[Stored data]
%%
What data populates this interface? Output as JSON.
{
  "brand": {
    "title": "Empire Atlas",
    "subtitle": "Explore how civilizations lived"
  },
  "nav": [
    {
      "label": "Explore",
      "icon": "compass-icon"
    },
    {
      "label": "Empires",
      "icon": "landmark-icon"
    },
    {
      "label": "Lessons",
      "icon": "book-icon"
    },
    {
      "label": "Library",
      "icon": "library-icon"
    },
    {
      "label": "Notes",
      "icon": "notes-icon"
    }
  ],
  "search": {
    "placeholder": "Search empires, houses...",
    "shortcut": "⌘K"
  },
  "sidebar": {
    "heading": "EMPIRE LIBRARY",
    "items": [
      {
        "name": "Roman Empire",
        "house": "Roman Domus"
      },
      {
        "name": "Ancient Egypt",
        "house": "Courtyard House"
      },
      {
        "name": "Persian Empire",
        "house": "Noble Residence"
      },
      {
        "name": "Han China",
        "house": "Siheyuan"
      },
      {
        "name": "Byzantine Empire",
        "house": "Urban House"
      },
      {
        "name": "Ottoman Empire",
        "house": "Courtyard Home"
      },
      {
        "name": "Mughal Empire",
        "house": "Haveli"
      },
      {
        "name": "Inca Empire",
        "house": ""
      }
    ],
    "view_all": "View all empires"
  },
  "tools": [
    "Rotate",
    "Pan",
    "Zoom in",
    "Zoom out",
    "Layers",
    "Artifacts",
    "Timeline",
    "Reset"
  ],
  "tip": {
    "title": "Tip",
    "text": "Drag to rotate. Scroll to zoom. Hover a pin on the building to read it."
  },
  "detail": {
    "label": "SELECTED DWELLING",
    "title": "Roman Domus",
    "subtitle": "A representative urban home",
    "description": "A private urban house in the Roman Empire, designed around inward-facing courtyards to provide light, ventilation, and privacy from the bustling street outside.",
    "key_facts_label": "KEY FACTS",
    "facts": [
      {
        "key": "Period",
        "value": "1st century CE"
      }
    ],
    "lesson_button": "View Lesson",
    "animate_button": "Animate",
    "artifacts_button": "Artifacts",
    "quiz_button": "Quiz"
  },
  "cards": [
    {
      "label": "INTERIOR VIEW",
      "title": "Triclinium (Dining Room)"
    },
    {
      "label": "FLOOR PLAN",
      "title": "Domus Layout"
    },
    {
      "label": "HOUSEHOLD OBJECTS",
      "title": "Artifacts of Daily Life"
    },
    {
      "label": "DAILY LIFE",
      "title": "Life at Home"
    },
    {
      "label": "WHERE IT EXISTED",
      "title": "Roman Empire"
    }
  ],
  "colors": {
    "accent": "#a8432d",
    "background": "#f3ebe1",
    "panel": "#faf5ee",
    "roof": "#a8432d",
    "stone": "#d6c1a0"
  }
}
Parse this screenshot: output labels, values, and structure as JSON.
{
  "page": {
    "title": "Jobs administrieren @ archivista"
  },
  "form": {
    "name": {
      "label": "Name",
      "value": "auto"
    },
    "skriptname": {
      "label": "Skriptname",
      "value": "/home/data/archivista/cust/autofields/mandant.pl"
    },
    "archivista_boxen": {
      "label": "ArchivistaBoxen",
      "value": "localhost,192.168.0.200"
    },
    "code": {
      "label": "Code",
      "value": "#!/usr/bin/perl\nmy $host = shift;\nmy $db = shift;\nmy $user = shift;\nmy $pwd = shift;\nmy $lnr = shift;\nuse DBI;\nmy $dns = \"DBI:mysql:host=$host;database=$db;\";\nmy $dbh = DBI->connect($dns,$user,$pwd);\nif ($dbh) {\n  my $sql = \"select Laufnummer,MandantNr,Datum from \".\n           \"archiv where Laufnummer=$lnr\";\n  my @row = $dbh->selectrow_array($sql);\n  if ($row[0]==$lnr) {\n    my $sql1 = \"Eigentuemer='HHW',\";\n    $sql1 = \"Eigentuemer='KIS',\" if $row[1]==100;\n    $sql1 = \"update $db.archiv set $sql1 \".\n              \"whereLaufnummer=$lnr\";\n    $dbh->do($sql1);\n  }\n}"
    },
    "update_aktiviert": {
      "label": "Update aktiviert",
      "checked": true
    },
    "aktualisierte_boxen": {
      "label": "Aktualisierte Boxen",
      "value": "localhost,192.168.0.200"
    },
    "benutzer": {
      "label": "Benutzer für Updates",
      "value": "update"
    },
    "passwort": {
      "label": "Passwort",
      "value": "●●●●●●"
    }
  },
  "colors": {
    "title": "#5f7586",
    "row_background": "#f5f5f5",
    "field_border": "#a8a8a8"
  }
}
%%
Find the word "Domus" in the entries, and copy every line it shows up in.

[Reply to the task]
        "house": "Roman Domus"
    "title": "Roman Domus",
      "title": "Domus Layout"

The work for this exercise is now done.